───── Given information ─────

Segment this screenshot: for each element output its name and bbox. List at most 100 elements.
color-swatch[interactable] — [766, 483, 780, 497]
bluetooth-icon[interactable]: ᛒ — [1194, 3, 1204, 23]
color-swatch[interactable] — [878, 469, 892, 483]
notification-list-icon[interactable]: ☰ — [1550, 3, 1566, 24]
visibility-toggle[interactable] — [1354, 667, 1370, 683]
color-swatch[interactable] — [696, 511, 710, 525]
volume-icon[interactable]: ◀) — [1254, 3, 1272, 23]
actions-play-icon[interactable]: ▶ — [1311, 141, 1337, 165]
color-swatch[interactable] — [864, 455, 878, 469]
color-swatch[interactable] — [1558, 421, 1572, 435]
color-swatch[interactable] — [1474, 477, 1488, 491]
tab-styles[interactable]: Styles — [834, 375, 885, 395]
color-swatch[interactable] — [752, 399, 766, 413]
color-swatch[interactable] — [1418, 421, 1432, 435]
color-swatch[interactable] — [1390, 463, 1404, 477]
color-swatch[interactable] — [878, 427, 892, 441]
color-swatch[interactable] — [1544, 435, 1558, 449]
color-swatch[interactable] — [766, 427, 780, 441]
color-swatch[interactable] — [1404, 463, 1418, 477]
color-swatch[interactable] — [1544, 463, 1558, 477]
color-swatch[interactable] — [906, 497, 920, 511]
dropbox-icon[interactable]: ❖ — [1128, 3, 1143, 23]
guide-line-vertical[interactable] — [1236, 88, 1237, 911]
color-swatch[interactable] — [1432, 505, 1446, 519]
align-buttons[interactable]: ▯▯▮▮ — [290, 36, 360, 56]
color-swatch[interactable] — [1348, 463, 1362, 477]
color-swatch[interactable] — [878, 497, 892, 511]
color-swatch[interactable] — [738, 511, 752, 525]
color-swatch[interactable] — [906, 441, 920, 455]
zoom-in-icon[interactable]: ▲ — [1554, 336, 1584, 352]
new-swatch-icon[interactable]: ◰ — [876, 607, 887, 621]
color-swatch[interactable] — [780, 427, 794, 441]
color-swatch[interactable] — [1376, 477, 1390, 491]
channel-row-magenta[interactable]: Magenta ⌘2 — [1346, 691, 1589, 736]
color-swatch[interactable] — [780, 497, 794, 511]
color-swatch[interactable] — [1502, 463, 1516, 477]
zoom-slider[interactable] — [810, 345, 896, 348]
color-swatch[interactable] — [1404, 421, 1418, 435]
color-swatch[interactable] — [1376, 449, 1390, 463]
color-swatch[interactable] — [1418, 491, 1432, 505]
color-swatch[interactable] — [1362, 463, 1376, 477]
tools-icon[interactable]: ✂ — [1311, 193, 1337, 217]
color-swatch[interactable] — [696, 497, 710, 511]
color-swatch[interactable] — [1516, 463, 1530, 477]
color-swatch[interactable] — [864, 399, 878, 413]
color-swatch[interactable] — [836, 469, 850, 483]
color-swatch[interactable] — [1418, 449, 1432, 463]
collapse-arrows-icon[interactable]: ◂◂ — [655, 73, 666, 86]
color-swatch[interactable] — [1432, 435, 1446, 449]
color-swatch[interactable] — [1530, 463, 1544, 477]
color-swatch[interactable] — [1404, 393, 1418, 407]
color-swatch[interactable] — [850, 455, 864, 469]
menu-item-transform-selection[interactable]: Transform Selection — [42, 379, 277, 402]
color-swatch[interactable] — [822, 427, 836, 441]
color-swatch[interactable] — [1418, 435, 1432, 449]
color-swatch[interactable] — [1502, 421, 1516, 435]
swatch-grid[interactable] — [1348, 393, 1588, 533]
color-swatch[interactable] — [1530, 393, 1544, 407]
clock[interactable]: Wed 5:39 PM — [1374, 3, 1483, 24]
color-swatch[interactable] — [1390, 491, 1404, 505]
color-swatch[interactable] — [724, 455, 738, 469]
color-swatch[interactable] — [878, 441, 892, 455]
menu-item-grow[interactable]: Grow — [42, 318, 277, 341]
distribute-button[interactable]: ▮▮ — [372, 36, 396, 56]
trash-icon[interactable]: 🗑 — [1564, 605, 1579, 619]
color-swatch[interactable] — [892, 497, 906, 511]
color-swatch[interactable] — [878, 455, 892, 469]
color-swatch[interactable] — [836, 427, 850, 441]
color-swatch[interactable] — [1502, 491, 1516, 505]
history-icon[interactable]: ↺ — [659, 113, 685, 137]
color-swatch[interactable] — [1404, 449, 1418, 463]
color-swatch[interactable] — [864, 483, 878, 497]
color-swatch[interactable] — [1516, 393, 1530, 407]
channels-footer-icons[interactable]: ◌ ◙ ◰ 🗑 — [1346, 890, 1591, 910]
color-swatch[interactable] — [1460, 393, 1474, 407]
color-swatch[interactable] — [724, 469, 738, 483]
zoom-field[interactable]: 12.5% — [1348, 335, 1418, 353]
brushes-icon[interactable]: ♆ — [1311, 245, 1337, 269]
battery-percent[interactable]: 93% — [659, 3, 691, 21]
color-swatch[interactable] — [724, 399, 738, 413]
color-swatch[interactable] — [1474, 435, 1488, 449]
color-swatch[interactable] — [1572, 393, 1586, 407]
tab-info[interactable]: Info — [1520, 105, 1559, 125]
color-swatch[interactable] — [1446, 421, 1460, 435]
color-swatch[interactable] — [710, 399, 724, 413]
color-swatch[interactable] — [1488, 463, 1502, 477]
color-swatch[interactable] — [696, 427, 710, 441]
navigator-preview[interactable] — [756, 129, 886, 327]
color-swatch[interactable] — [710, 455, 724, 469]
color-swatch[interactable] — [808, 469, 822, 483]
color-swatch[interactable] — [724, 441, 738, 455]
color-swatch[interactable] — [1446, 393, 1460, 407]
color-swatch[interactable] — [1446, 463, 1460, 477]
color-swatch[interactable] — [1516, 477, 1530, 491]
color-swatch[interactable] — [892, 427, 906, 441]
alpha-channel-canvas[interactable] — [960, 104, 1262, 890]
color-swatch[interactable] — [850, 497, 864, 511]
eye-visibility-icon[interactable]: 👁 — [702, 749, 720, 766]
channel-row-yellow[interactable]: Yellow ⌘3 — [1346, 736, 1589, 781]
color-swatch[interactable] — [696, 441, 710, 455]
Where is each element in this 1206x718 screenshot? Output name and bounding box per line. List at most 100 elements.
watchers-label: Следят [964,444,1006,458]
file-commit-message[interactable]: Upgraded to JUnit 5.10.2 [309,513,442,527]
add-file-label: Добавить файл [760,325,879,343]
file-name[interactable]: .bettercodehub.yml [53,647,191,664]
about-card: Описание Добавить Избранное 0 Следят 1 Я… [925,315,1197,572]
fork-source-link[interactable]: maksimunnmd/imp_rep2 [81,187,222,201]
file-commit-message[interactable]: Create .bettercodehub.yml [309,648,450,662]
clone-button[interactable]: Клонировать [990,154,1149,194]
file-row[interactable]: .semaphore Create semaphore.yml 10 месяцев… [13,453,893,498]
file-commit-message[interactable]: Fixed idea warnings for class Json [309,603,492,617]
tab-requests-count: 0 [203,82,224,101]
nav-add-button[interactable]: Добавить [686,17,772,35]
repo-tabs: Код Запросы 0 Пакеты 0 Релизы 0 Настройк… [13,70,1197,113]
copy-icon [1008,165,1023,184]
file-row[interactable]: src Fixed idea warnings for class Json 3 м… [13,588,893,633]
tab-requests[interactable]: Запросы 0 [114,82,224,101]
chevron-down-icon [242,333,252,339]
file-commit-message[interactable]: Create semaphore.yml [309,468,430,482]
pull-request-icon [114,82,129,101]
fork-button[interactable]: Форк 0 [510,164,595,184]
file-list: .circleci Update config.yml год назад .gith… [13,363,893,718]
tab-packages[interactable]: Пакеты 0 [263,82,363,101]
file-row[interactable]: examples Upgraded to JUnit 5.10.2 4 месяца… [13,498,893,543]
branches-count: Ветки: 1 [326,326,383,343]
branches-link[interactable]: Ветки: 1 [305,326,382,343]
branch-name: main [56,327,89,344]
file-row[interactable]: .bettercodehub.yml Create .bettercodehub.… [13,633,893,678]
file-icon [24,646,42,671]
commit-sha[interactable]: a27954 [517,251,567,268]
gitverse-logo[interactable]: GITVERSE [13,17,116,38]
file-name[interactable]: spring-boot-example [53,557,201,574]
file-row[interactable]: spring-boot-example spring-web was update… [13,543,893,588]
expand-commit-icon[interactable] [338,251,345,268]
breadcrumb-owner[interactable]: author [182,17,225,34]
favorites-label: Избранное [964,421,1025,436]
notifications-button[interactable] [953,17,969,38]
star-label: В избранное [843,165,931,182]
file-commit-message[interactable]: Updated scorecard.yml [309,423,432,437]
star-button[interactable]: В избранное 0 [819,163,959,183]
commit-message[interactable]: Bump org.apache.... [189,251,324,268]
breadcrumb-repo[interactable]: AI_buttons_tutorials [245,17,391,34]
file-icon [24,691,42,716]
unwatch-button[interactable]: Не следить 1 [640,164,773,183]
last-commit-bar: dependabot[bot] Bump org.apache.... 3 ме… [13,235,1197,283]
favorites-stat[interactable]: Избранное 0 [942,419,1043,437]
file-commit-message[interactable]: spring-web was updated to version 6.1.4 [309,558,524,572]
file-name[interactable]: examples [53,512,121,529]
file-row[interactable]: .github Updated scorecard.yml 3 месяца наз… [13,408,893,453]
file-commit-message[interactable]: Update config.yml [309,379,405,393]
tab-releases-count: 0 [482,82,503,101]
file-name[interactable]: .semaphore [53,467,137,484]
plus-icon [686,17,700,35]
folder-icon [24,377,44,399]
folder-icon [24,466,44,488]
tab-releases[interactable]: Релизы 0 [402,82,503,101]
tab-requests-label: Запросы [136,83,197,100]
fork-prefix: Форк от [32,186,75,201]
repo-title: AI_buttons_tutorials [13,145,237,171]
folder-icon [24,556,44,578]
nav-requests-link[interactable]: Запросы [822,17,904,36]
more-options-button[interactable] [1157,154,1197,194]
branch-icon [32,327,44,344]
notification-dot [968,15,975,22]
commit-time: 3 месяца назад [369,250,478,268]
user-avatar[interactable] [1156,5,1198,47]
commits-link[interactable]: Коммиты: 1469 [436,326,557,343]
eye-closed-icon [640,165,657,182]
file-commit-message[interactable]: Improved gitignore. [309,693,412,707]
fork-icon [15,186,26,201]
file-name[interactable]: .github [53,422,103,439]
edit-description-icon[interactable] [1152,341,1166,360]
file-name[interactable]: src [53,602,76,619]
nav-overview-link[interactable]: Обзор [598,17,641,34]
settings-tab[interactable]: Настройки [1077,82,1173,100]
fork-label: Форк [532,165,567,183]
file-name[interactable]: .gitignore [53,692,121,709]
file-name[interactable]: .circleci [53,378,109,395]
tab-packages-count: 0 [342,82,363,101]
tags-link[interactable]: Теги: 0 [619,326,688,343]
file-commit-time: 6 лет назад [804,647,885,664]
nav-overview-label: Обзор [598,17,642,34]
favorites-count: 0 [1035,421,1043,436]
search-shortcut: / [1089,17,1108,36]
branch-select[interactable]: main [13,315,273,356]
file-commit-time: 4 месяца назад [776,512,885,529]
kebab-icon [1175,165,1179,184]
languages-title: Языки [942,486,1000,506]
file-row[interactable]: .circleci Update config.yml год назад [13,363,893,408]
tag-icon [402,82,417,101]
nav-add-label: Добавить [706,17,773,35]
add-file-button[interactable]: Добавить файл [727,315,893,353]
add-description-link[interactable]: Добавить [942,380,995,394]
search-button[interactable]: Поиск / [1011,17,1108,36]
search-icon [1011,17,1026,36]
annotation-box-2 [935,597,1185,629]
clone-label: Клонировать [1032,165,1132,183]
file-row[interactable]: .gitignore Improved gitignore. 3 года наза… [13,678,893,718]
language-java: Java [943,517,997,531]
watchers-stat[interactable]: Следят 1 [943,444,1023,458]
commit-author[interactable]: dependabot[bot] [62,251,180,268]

─────

--- Brief ---
Return, unchanged, the stretch of the records from their first line through the line containing "color-swatch[interactable] — [1418, 491, 1432, 505]".

--- Solution to the exercise ---
Segment this screenshot: for each element output its name and bbox. List at most 100 elements.
color-swatch[interactable] — [766, 483, 780, 497]
bluetooth-icon[interactable]: ᛒ — [1194, 3, 1204, 23]
color-swatch[interactable] — [878, 469, 892, 483]
notification-list-icon[interactable]: ☰ — [1550, 3, 1566, 24]
visibility-toggle[interactable] — [1354, 667, 1370, 683]
color-swatch[interactable] — [696, 511, 710, 525]
volume-icon[interactable]: ◀) — [1254, 3, 1272, 23]
actions-play-icon[interactable]: ▶ — [1311, 141, 1337, 165]
color-swatch[interactable] — [864, 455, 878, 469]
color-swatch[interactable] — [1558, 421, 1572, 435]
color-swatch[interactable] — [1474, 477, 1488, 491]
tab-styles[interactable]: Styles — [834, 375, 885, 395]
color-swatch[interactable] — [752, 399, 766, 413]
color-swatch[interactable] — [1418, 421, 1432, 435]
color-swatch[interactable] — [1390, 463, 1404, 477]
color-swatch[interactable] — [878, 427, 892, 441]
color-swatch[interactable] — [1544, 435, 1558, 449]
color-swatch[interactable] — [766, 427, 780, 441]
color-swatch[interactable] — [1404, 463, 1418, 477]
color-swatch[interactable] — [1544, 463, 1558, 477]
color-swatch[interactable] — [906, 497, 920, 511]
dropbox-icon[interactable]: ❖ — [1128, 3, 1143, 23]
guide-line-vertical[interactable] — [1236, 88, 1237, 911]
color-swatch[interactable] — [1432, 505, 1446, 519]
align-buttons[interactable]: ▯▯▮▮ — [290, 36, 360, 56]
color-swatch[interactable] — [1348, 463, 1362, 477]
color-swatch[interactable] — [878, 497, 892, 511]
color-swatch[interactable] — [738, 511, 752, 525]
color-swatch[interactable] — [906, 441, 920, 455]
zoom-in-icon[interactable]: ▲ — [1554, 336, 1584, 352]
new-swatch-icon[interactable]: ◰ — [876, 607, 887, 621]
color-swatch[interactable] — [780, 427, 794, 441]
color-swatch[interactable] — [1376, 477, 1390, 491]
channel-row-magenta[interactable]: Magenta ⌘2 — [1346, 691, 1589, 736]
color-swatch[interactable] — [780, 497, 794, 511]
color-swatch[interactable] — [1502, 463, 1516, 477]
zoom-slider[interactable] — [810, 345, 896, 348]
color-swatch[interactable] — [1404, 421, 1418, 435]
color-swatch[interactable] — [1376, 449, 1390, 463]
color-swatch[interactable] — [1418, 491, 1432, 505]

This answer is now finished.